DIRECTIONS
Reply with one number: the count of lines in the records below that hold "pomogalka".

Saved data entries
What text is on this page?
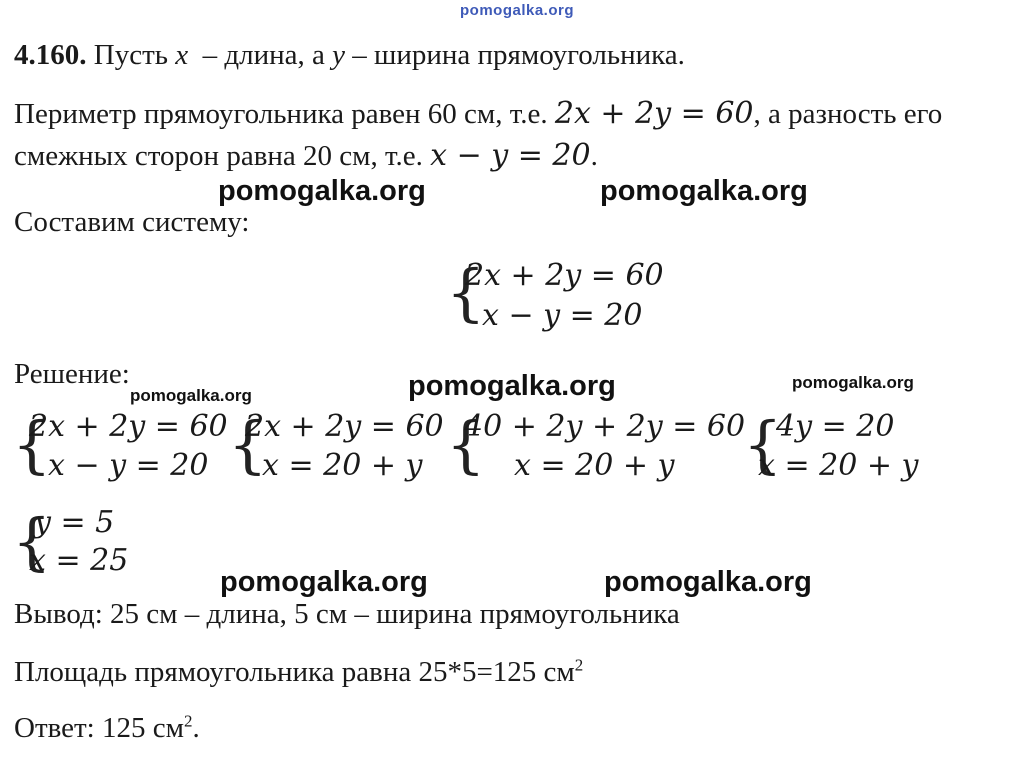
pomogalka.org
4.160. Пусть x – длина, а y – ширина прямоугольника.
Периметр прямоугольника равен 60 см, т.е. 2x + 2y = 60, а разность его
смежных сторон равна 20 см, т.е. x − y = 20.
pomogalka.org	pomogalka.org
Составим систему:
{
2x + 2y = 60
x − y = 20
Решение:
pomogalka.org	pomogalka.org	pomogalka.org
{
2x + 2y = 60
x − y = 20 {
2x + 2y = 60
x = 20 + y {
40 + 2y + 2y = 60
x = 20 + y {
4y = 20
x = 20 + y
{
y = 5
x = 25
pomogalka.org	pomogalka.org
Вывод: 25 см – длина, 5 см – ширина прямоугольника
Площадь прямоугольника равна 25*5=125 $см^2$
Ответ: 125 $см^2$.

ANSWER FOR THIS EXERCISE
4